TASK 1: In the passage on rocket engine instability research, rewrite the paragraph beginning "First, the researchers developed" as a short list that keeps its main facts.
TASK 2:
Decide whether each statement agrees with the passage on rocket engine instability research. Give yes or no for each, together with the deciding words from the passage in quotation marks.
(a) The Air Force Office of Scientific Research paid for the research.
(b) In earlier investigations, scientists let the waves develop fully before stopping the engines.
(c) Bibik observed the waves with a high-speed camera alone, using no other instruments.
TASK 3: Extend the passage on rocket engine instability research, picking up after its final sentence.

The research was presented at the 2008 American Institute of Aeronautics and Astronautics (AIAA) Aerospace Sciences Meeting in Reno, Nevada, and funded by the Air Force Office of Scientific Research.

During past investigations into this damaging instability, scientists were able to observe initial stages of the problem but were forced to shut down engines before the waves could fully develop and cause serious damage to the engine. Researchers were also hindered by their inability to clearly observe the complex processes inside the investigated rocket engines.

But with a great deal of help from Dr. Oleksandr Bibik, a visiting physicist and research scientist from Ukraine, the Georgia Tech research team developed an experimental setup and imaging technique that provides detailed information on how these waves form and behave — without blowing up an engine or endangering lives.

First, the researchers developed a low-pressure combustor that serves as a true simulator of larger rocket engines. Bibik then used a very-high-speed camera in combination with series of fiber optic probes that together allowed researchers to clearly observe the formation and behavior of excited spinning sound waves within the engine. Additionally, Bibik’s new imaging method enabled researchers to determine the conditions under which these waves are excited and how they can be controlled.

DATA SECTION:
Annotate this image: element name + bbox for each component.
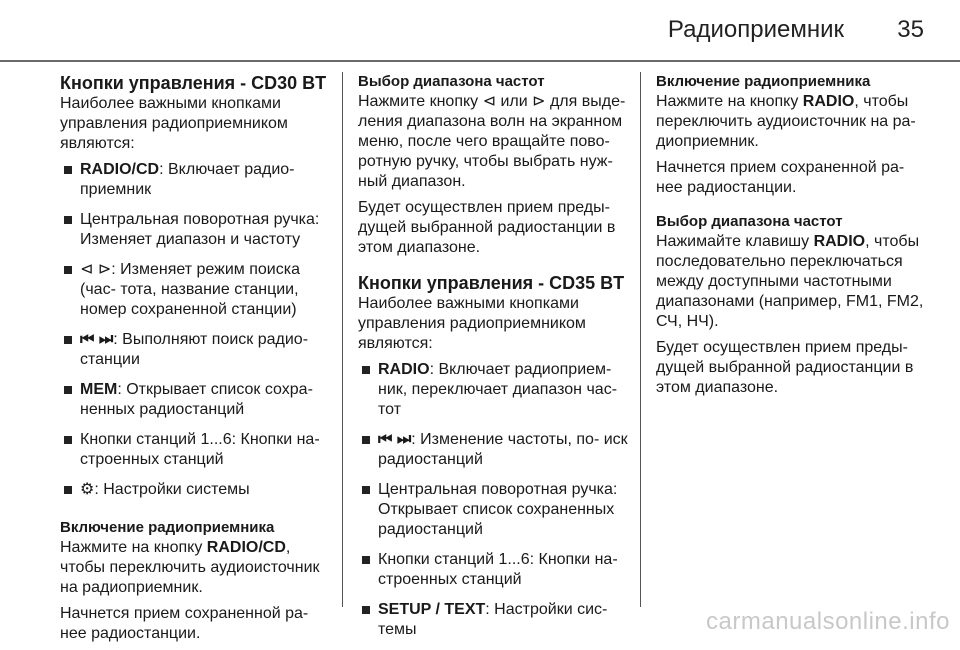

TASK ANSWER 1:
- The researchers built a low-pressure combustor that works as a true simulator of larger rocket engines.
- Bibik combined a very-high-speed camera with a series of fiber optic probes so that researchers could clearly observe how excited spinning sound waves form and behave inside the engine.
- Bibik's new imaging method also showed the conditions under which these waves are excited and how they can be controlled.

TASK ANSWER 2:
(a) Yes: "funded by the Air Force Office of Scientific Research"
(b) No: "were forced to shut down engines before the waves could fully develop"
(c) No: "a very-high-speed camera in combination with series of fiber optic probes"

TASK ANSWER 3:
Bibik’s method uses a high-speed camera to view the reaction zone via a system of filters that allow only specific light radiation generated in the combustion zone to reach the camera’s lens. This strategy eliminates all background light interference and provides clear images of combustion (and sound) waves spinning around the engine’s periphery. Simultaneously, strategically placed fiber optic probes collect information on the reaction process oscillations in various locations in the combustor.

Using these new techniques, the research team discovered that the destructive waves gained energy as they spun around the engine’s periphery at a rate of 5,000 revolutions per second.

The capability to simulate and observe these destructive oscillations in a controlled laboratory environment could help researchers develop techniques to prevent their occurrence in real engines.

“Better understanding this phenomenon could very likely lead to safer tactical and space missions and save billions of dollars for technologies that use combustors,” Zinn said.